_RAW RECORDS:_
————

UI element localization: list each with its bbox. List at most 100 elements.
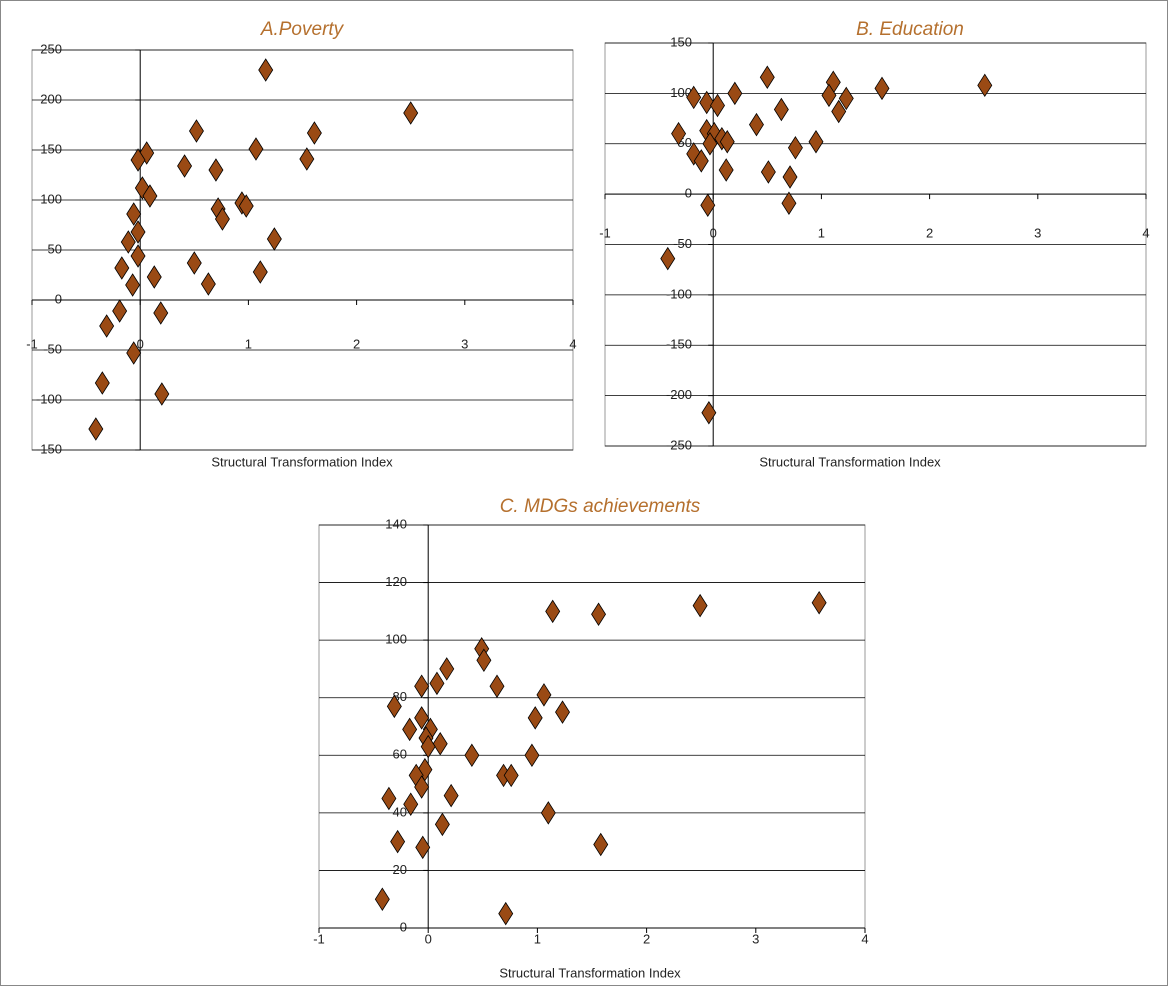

————

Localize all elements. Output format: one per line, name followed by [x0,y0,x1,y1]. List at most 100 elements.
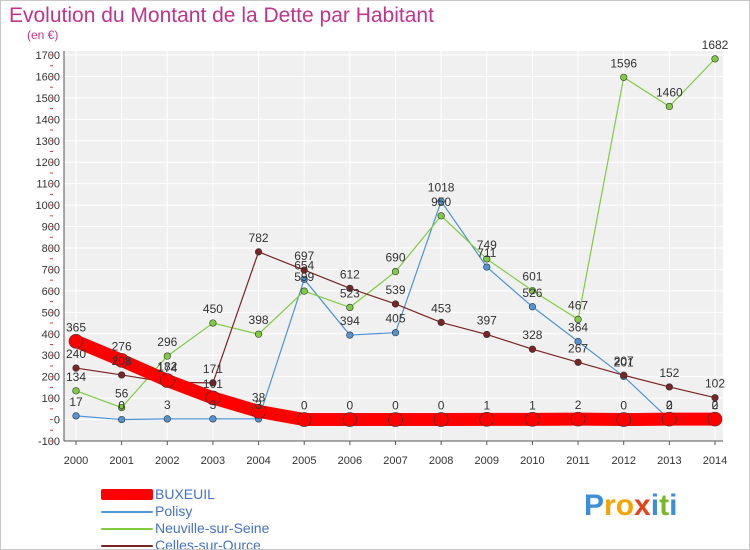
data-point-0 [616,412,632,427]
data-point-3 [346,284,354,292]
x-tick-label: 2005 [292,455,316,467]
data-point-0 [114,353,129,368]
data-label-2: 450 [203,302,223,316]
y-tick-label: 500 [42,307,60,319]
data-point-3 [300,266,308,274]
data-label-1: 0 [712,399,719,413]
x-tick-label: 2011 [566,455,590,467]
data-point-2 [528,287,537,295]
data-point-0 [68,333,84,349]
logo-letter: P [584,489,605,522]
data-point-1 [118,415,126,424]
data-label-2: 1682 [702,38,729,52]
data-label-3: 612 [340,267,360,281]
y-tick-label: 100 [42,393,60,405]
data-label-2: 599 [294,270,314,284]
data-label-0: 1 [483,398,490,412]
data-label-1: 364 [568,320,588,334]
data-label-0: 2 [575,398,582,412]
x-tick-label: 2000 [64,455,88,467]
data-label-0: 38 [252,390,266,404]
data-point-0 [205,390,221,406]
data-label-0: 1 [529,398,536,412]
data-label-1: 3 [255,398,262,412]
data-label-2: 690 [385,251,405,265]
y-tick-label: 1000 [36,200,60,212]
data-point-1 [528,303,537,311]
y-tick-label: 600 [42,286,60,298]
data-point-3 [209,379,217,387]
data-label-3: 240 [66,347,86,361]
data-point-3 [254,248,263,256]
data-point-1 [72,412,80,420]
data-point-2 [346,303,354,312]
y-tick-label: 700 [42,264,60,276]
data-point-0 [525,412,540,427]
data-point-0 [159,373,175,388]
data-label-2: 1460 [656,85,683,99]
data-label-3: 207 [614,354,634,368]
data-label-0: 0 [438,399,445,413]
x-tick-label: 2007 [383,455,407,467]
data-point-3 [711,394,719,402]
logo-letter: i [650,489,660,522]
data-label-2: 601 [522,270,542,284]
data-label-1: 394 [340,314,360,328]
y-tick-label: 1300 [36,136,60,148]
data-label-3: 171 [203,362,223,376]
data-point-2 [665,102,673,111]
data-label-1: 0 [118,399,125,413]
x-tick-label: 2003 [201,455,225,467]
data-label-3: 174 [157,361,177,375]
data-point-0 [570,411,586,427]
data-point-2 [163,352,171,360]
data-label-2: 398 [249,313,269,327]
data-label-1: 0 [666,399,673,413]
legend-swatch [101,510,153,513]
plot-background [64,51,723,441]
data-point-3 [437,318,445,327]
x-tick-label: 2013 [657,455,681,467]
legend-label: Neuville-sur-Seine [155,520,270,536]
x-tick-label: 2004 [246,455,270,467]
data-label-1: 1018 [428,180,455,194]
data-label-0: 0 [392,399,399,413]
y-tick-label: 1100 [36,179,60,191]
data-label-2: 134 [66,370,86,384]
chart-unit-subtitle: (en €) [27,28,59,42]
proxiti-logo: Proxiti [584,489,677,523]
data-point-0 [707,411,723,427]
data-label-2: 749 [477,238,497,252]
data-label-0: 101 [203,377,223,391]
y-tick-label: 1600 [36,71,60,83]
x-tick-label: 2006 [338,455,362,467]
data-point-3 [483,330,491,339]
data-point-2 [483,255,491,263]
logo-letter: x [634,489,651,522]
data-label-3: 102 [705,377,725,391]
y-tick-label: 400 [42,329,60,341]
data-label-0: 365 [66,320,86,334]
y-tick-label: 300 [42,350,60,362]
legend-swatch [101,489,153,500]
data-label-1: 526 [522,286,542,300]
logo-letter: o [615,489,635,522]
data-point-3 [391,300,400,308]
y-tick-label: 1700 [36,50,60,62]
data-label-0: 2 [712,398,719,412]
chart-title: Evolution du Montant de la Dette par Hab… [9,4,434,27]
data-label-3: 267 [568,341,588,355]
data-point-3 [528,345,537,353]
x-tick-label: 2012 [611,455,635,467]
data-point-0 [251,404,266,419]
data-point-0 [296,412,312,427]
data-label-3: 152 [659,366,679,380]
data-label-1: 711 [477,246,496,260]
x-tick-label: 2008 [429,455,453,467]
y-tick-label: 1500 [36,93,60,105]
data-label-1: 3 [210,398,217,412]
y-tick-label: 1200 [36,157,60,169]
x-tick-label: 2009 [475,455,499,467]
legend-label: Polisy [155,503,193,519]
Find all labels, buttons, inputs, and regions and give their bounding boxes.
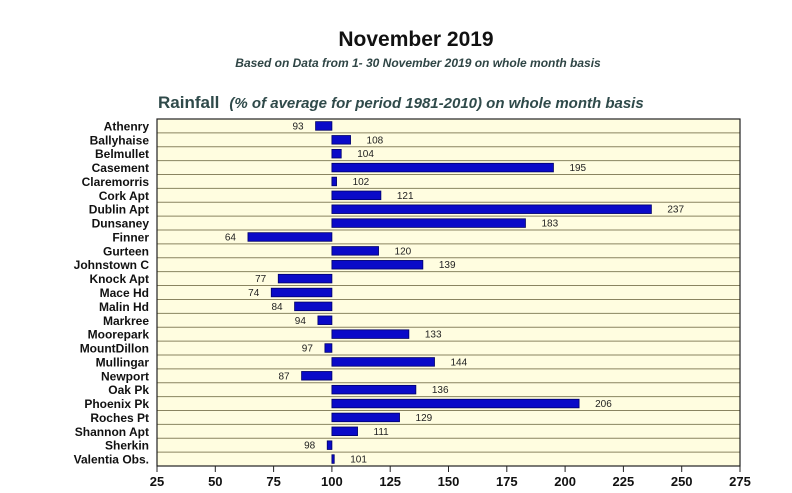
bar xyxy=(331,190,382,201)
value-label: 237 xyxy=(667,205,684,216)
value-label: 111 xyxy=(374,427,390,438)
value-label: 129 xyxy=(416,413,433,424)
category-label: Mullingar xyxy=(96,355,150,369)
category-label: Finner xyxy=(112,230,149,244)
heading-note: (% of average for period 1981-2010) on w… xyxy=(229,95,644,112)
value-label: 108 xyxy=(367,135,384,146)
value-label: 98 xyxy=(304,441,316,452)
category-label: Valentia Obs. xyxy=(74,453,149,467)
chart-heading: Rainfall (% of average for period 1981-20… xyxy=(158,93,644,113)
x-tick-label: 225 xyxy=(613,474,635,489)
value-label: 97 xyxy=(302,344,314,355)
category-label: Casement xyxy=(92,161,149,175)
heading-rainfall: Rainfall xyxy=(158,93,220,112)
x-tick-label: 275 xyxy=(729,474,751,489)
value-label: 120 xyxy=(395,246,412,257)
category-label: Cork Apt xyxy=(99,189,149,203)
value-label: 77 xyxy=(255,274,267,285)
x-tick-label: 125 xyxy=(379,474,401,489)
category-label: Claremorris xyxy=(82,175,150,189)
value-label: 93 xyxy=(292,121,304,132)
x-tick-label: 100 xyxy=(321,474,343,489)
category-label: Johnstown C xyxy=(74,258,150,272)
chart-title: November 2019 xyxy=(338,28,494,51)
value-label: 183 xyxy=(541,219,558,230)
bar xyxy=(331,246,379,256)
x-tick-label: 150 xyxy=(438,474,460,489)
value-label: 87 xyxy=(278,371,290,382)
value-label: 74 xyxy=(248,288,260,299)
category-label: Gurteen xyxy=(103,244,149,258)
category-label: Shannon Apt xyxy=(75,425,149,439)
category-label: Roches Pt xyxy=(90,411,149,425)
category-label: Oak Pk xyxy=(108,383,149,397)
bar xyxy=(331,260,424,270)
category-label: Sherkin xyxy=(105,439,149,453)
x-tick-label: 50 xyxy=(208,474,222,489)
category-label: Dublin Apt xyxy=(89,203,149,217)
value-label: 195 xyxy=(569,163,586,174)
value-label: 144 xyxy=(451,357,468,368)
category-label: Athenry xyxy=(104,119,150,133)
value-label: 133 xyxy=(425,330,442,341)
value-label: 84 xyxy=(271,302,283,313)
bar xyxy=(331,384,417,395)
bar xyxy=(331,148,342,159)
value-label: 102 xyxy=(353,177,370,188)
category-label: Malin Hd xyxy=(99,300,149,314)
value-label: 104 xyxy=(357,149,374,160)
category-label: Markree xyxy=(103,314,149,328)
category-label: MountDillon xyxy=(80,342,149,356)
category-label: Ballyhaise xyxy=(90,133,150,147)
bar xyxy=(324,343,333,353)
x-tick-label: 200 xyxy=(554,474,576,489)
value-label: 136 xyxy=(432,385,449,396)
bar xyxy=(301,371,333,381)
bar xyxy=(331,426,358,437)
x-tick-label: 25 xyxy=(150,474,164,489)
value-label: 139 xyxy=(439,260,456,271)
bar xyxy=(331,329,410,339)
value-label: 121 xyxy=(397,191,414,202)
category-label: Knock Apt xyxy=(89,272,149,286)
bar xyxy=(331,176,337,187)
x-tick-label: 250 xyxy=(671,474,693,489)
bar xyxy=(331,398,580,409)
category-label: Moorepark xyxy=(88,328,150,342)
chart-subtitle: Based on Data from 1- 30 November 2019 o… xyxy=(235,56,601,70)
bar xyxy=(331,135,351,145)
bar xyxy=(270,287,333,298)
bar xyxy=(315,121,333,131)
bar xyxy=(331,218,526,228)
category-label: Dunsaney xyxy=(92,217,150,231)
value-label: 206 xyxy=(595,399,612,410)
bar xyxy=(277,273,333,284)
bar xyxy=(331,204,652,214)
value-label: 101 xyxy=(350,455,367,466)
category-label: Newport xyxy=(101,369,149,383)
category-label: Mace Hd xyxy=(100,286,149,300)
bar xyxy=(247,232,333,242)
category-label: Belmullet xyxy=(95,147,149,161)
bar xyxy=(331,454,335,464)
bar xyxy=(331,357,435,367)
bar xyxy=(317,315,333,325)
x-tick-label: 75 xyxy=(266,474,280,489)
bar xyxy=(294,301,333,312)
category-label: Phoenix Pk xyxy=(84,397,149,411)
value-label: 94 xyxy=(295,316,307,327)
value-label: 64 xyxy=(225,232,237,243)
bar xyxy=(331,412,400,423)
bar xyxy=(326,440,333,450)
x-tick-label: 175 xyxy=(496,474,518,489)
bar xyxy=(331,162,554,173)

————

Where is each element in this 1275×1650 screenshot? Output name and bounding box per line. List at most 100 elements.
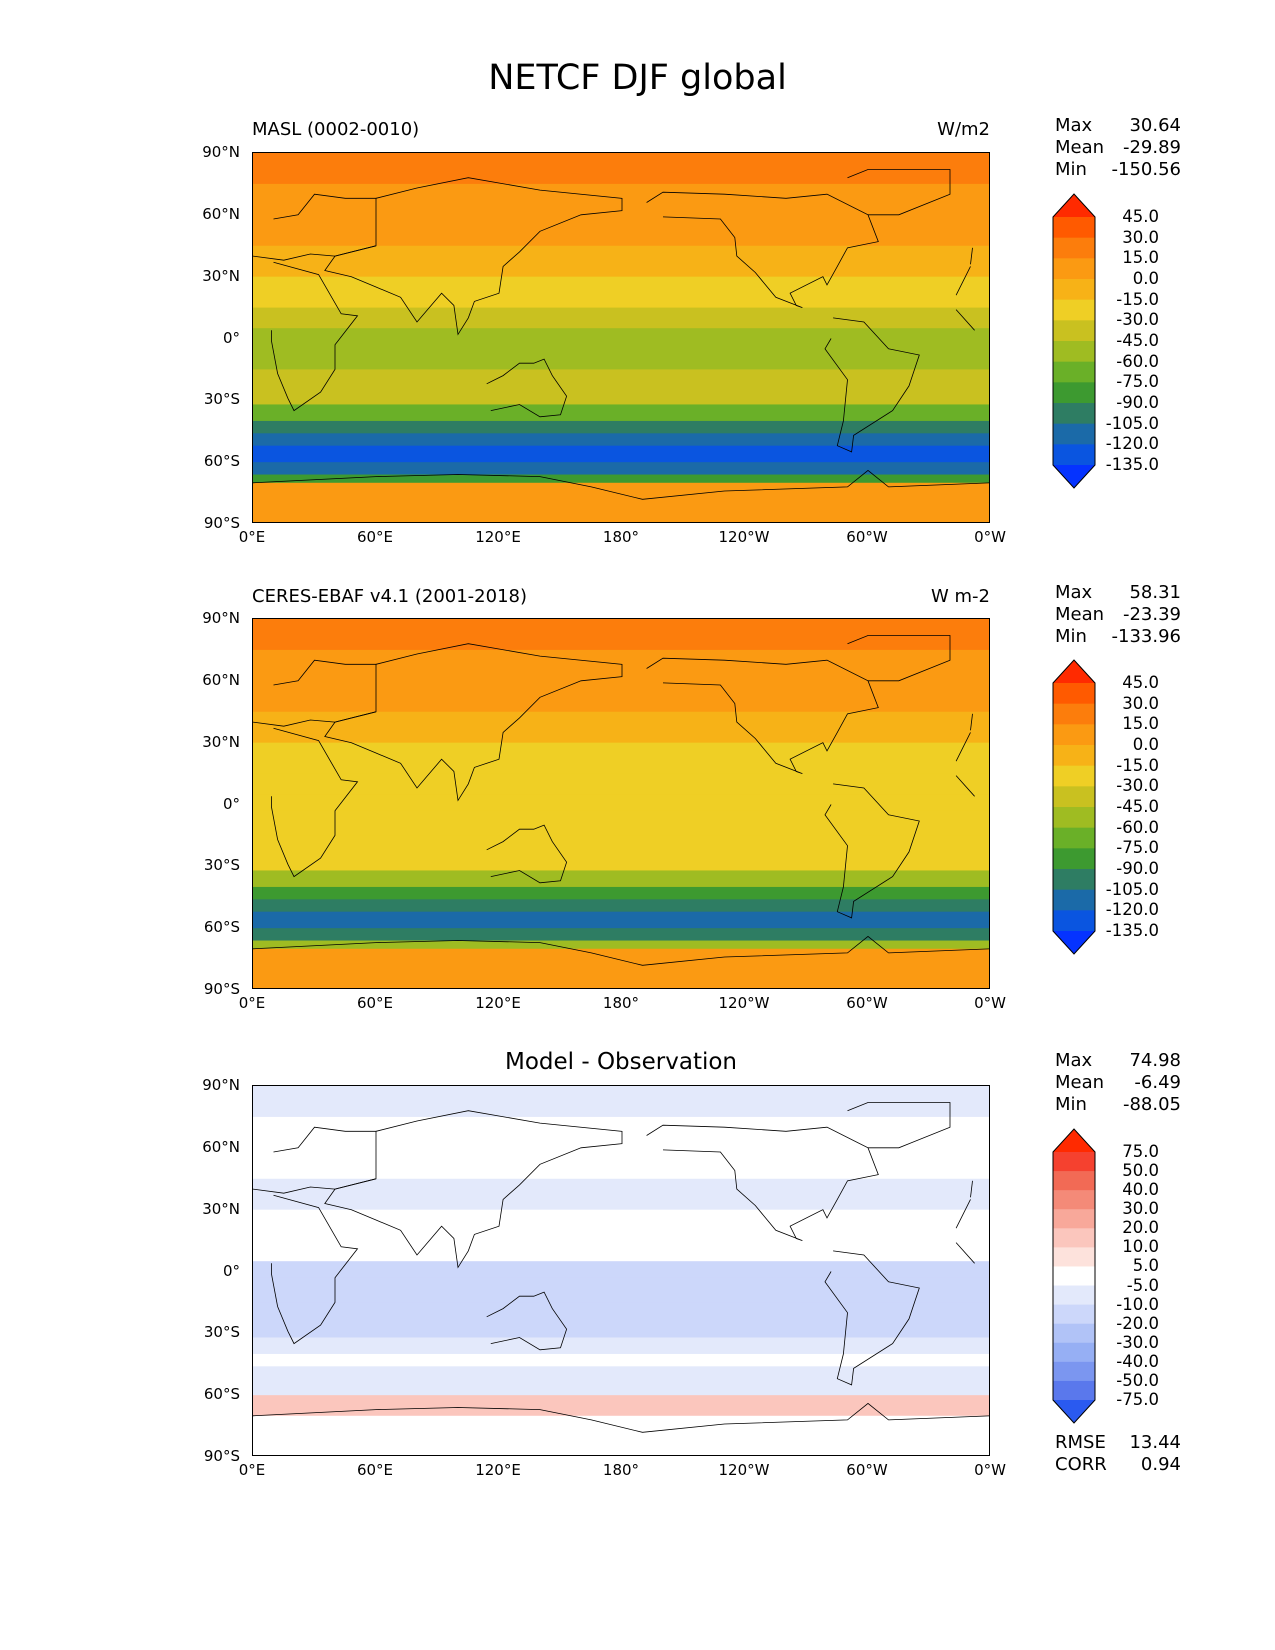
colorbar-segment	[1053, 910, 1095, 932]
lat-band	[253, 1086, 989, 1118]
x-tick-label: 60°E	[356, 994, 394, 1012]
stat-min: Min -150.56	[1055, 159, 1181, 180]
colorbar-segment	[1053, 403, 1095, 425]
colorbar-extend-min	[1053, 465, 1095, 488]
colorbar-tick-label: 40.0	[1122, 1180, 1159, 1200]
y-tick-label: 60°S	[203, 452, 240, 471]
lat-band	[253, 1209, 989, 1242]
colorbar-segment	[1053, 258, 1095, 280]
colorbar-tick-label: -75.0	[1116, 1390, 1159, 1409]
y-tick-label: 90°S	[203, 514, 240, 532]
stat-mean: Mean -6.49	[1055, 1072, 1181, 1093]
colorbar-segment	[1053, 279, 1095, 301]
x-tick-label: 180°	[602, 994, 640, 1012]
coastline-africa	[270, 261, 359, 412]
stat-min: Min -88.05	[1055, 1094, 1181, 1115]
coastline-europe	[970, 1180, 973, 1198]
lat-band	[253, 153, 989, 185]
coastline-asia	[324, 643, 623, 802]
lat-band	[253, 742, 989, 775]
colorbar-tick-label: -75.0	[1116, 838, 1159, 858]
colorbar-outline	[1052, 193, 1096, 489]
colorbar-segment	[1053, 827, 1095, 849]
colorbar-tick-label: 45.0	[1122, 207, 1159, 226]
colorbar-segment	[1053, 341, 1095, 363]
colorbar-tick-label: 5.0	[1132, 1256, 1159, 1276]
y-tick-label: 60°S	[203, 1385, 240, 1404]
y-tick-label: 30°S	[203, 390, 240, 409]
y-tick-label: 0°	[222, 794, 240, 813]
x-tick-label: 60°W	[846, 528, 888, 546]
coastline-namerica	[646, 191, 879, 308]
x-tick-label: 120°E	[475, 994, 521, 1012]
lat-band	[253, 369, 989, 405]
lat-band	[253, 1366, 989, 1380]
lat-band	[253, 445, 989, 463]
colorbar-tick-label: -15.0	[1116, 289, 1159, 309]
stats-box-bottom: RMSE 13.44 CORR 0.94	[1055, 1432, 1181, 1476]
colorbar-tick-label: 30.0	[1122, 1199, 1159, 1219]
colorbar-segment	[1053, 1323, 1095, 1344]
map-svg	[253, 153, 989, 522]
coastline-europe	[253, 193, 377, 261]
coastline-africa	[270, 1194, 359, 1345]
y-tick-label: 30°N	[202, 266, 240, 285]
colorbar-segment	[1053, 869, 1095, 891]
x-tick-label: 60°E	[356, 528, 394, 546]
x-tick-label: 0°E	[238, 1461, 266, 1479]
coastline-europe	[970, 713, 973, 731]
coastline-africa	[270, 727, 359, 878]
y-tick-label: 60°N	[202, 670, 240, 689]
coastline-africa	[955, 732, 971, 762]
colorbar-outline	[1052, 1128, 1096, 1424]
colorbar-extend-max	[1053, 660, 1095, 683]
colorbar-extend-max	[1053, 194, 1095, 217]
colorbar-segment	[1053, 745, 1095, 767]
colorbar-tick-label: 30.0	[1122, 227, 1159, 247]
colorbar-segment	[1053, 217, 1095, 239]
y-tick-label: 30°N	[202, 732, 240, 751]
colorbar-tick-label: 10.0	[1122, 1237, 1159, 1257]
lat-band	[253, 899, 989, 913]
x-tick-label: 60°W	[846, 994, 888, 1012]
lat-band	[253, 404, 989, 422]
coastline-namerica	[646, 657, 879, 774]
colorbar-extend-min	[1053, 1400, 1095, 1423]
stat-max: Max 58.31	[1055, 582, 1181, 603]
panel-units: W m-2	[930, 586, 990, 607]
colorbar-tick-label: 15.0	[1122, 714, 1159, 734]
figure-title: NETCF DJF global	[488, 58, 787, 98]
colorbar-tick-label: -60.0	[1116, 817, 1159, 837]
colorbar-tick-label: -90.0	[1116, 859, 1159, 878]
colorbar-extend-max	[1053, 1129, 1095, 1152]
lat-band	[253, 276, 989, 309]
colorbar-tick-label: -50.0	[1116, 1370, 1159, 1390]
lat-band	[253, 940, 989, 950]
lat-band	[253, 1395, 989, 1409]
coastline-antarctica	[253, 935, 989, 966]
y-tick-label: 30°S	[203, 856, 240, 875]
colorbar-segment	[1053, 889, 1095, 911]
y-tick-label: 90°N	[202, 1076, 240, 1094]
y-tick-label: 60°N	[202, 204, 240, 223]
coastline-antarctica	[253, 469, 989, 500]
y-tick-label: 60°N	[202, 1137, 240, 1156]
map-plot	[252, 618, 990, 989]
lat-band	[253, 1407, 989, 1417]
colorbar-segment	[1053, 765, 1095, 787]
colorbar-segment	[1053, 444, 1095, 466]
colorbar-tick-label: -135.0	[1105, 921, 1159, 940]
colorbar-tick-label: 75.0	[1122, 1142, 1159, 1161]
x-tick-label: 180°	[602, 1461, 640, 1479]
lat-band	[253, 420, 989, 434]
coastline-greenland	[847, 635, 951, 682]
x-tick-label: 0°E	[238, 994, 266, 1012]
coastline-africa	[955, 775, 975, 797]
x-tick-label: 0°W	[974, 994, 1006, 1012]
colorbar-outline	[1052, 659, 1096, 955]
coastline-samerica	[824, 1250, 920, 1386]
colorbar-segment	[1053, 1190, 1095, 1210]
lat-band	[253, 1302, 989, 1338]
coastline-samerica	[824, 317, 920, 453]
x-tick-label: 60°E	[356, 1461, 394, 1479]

————

_WHAT IS BEING ASKED:_ Reproduce the entries starting at the line containing "Find all labels, buttons, inputs, and" and ending at the line containing "value-label: 108 xyxy=(367,135,384,146)", substituting "station-label" for "category-label" and leaving everything else unchanged. Omit the pictures from the answer.

_FULL RESPONSE:_
Find all labels, buttons, inputs, and regions and give their bounding boxes.
bar xyxy=(331,190,382,201)
value-label: 237 xyxy=(667,205,684,216)
value-label: 111 xyxy=(374,427,390,438)
value-label: 129 xyxy=(416,413,433,424)
station-label: Mullingar xyxy=(96,355,150,369)
station-label: Finner xyxy=(112,230,149,244)
heading-note: (% of average for period 1981-2010) on w… xyxy=(229,95,644,112)
value-label: 108 xyxy=(367,135,384,146)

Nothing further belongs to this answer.